Task to carry out:
Search the material for the word "number" and report each line where it turns up.

Working data:
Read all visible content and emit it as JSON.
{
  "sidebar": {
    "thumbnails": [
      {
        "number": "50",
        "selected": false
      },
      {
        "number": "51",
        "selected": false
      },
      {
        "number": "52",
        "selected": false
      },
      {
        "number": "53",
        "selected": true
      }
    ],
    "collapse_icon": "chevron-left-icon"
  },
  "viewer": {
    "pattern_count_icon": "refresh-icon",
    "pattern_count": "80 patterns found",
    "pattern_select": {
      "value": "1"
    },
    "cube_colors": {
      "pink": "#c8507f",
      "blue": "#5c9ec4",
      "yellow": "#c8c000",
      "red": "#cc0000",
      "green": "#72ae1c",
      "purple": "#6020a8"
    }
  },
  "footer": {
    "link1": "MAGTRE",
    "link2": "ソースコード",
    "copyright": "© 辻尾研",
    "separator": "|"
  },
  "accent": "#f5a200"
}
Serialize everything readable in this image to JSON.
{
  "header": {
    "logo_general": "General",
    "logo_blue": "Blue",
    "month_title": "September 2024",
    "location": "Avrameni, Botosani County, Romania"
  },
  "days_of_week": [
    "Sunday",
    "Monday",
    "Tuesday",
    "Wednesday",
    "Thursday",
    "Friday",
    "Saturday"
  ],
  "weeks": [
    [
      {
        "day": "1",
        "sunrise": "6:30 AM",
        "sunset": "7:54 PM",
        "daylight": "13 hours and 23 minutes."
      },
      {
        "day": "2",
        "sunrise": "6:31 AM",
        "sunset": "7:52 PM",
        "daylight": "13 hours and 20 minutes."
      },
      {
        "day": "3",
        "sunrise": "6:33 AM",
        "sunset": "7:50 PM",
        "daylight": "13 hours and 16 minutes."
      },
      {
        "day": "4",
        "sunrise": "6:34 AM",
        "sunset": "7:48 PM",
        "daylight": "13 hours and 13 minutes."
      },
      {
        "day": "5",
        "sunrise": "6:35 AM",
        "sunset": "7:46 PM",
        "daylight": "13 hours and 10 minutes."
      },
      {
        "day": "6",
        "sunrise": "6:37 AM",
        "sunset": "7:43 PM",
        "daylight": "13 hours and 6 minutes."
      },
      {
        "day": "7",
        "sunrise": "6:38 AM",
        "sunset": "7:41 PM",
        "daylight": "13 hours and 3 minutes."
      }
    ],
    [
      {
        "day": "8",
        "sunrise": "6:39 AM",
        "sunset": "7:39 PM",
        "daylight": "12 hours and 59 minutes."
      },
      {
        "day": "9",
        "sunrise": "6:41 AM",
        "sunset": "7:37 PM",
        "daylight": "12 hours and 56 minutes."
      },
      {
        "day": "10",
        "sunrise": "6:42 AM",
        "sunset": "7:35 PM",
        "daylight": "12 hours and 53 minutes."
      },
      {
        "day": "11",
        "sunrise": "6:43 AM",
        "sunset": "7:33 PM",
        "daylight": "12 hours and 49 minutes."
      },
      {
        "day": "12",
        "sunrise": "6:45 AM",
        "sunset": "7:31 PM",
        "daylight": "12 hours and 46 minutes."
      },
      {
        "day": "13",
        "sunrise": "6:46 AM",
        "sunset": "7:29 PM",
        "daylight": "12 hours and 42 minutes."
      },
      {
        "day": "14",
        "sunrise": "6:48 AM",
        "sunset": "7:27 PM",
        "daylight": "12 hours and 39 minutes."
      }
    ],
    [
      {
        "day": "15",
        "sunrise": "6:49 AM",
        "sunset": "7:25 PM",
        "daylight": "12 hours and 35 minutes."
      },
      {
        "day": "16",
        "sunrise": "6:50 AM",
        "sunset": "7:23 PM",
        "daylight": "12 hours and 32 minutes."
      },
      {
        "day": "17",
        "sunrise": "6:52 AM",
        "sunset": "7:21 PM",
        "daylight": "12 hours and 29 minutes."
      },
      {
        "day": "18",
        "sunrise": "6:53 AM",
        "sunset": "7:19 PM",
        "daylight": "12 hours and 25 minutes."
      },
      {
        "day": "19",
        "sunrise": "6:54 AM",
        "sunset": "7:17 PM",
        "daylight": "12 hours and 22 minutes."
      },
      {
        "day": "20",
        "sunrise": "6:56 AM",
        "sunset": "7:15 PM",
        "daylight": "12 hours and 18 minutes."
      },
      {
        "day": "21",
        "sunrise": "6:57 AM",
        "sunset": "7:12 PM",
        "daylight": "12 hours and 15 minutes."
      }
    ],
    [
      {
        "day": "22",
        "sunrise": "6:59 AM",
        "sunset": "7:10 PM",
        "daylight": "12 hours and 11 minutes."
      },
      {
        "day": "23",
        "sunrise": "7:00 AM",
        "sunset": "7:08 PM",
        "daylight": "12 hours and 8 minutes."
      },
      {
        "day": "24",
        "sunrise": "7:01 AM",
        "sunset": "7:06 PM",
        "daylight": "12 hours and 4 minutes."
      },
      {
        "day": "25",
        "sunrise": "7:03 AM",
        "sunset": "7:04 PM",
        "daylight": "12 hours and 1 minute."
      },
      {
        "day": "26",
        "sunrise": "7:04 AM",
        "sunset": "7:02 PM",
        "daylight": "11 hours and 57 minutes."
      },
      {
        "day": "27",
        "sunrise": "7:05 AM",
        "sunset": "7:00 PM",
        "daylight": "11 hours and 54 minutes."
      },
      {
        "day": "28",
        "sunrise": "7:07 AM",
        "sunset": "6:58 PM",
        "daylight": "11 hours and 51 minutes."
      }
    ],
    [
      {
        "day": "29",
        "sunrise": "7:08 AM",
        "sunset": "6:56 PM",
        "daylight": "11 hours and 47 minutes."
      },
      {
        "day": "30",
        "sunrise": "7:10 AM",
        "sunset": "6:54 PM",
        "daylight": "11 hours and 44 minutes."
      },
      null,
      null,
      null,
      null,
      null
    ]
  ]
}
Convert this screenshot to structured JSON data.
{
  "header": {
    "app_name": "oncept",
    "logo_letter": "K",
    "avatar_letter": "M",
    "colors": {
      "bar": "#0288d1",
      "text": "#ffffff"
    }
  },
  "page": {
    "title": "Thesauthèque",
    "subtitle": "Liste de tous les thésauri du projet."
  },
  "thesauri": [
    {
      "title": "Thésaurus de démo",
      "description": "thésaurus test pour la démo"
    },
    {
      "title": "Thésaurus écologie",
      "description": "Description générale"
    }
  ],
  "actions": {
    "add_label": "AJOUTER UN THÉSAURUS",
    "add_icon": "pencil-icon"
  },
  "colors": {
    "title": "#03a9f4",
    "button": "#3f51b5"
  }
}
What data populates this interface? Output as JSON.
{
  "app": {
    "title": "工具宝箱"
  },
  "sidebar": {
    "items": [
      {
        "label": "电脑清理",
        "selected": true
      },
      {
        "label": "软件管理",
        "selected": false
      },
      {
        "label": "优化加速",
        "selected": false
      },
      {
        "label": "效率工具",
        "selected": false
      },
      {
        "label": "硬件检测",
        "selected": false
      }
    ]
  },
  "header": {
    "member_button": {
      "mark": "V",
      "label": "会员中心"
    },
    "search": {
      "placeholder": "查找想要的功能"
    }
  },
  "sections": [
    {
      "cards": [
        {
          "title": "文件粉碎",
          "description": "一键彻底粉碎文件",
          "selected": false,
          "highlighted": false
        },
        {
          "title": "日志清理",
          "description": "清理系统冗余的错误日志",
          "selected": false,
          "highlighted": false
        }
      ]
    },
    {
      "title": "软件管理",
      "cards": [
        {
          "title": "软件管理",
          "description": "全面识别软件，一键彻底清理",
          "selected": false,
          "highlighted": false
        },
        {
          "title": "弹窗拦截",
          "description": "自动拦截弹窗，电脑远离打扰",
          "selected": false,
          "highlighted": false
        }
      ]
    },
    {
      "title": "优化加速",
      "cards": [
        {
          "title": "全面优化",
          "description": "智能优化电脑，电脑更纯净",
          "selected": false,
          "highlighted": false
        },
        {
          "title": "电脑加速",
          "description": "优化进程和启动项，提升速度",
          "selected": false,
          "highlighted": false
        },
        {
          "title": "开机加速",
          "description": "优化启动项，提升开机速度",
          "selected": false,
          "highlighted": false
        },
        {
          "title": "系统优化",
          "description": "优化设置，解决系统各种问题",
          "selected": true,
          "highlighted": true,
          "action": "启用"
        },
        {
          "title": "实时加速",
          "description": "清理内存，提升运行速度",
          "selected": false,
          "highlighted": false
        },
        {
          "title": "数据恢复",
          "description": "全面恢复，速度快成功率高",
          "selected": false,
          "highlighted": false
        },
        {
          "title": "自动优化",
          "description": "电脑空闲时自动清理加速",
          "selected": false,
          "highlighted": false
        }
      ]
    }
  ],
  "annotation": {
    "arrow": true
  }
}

Written solution:
        "number": "50",
        "number": "51",
        "number": "52",
        "number": "53",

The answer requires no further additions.